■ **Task prompt**
Of all the lines in the material below, how many include the string "name"? Give the number only.

Items from a figure collection
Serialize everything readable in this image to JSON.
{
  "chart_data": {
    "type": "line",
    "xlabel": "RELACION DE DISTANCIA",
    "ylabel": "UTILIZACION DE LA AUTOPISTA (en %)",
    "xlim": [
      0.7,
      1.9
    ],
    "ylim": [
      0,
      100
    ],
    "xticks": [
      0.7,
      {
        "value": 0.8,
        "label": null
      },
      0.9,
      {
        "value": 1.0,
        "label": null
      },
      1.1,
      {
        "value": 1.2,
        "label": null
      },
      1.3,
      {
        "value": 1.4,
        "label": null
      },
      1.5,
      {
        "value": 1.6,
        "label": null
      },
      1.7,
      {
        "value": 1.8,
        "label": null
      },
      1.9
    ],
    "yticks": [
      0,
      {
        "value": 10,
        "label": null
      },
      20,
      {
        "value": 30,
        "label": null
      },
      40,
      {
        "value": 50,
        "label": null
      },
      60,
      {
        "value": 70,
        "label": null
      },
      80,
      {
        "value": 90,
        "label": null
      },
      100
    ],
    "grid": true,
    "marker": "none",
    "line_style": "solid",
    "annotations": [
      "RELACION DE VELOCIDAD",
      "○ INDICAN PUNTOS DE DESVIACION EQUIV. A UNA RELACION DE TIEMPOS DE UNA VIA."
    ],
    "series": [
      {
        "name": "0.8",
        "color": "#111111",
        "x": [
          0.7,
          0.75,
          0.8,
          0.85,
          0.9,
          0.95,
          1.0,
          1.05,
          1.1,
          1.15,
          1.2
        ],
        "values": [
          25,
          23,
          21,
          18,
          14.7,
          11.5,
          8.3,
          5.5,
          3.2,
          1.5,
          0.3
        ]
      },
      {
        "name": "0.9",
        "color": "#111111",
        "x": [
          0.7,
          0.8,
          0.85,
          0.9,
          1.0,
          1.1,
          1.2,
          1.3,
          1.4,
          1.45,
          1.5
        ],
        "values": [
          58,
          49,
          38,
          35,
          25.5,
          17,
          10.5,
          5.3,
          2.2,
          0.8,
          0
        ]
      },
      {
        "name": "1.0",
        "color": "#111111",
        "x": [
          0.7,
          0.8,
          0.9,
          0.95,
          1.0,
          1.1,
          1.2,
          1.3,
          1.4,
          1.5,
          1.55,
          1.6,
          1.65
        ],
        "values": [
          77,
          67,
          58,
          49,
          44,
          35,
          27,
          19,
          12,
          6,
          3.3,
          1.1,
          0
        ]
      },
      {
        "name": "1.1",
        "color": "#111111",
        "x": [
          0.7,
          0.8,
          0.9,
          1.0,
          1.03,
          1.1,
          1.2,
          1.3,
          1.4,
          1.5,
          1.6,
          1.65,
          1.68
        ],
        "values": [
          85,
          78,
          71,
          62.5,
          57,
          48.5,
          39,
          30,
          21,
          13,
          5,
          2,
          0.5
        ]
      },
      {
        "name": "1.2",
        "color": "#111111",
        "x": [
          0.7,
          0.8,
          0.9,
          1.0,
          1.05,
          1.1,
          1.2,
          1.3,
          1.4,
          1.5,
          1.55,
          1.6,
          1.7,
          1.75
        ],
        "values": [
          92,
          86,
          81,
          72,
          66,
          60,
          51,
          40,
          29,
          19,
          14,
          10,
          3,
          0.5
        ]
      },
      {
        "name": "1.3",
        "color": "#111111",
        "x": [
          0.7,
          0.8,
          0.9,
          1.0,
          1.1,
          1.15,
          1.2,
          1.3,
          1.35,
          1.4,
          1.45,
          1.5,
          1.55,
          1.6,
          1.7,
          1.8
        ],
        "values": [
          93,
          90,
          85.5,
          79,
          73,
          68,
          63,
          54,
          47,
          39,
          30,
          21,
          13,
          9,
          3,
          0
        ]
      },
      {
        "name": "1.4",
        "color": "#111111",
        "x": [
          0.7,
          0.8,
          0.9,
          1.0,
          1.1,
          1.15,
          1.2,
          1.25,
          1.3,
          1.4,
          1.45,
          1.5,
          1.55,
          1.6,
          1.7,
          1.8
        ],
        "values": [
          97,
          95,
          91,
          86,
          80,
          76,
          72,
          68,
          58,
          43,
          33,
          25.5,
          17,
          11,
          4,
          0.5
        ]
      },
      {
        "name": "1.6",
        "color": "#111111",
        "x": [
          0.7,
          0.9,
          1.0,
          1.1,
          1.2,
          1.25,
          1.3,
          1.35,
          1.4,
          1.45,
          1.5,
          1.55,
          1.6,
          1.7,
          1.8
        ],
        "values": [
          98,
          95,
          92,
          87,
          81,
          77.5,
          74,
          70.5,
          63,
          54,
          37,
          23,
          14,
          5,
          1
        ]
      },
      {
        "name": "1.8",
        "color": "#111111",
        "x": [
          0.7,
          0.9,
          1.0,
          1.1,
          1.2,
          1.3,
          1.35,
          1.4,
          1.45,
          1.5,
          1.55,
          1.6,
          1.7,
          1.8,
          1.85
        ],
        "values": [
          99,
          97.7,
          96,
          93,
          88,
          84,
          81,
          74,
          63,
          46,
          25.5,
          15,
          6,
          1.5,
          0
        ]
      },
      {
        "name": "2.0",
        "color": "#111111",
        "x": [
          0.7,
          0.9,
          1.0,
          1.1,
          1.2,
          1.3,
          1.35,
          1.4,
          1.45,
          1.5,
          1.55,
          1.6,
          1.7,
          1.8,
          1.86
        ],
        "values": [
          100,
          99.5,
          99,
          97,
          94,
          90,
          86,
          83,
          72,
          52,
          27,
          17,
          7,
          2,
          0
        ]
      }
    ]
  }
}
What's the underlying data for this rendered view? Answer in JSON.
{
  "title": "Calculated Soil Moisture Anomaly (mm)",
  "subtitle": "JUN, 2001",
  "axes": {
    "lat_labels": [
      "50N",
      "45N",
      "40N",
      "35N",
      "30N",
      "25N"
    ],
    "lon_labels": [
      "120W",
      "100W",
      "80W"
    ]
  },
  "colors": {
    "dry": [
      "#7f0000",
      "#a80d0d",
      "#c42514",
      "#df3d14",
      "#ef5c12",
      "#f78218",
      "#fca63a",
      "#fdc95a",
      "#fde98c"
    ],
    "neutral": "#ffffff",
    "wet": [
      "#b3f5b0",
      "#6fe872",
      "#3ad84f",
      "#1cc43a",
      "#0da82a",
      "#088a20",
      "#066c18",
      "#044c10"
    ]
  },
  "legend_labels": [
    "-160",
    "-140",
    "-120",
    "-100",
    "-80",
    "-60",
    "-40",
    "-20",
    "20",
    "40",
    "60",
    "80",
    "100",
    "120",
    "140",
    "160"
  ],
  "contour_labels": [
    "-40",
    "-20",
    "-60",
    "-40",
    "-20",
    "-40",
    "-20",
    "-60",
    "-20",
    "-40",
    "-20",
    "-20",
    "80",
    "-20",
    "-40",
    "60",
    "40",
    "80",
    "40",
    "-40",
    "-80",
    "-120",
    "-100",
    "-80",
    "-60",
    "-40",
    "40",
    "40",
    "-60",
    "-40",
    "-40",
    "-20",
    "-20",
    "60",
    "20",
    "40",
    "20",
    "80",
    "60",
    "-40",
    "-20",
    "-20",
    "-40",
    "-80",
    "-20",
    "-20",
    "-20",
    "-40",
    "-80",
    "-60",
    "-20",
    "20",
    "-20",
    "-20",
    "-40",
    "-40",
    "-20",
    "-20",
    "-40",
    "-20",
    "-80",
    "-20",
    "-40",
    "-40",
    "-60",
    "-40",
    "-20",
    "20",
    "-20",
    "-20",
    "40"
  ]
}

■ **Task solution**
10